## GIVEN INSTRUCTION
Find every line with "title" in it, then report how many there are and nothing more.

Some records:
## Begin
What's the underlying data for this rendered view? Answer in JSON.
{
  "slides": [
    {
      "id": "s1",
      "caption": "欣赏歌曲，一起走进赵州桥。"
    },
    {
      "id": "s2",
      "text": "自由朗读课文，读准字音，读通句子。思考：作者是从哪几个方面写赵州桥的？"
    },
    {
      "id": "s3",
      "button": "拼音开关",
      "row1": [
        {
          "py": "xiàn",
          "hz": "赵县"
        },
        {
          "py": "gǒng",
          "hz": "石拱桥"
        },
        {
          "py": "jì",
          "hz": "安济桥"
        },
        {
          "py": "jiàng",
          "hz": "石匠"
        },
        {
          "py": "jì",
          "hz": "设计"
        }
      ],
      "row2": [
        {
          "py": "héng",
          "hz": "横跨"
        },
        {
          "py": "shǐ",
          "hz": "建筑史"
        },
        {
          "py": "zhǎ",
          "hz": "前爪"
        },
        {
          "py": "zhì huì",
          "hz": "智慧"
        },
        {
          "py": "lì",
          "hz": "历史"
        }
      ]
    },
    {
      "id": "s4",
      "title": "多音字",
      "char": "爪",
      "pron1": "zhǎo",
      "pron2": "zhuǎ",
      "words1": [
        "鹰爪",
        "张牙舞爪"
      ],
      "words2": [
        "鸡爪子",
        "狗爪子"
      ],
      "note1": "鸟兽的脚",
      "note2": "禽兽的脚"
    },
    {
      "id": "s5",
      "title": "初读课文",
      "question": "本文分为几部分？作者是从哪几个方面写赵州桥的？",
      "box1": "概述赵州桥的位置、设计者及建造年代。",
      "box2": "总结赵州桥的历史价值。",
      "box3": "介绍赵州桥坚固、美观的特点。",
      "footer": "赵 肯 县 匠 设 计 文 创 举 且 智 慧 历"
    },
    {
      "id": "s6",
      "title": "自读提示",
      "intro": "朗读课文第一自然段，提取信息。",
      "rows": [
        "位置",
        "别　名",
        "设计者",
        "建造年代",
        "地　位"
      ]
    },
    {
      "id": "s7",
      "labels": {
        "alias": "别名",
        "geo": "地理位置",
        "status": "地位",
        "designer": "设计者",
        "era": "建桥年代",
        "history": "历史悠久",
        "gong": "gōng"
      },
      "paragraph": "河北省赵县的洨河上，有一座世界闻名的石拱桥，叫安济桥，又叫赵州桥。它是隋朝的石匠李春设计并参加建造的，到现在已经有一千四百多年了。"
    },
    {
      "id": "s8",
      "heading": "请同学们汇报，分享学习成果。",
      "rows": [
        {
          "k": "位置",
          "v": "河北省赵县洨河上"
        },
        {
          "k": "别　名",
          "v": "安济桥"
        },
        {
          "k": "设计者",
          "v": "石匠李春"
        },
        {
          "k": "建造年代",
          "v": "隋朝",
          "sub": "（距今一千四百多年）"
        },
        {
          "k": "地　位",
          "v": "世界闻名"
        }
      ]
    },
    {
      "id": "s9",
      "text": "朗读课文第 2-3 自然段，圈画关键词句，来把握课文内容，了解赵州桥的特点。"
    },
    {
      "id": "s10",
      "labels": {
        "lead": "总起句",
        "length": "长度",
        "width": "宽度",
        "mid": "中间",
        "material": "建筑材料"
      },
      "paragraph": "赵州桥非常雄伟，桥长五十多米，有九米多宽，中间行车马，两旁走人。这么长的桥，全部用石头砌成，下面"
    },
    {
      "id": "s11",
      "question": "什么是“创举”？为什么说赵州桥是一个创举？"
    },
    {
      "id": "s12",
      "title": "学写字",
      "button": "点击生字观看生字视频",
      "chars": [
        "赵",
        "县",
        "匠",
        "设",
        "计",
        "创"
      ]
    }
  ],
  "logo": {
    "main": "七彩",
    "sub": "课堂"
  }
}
## End
## ANSWER
4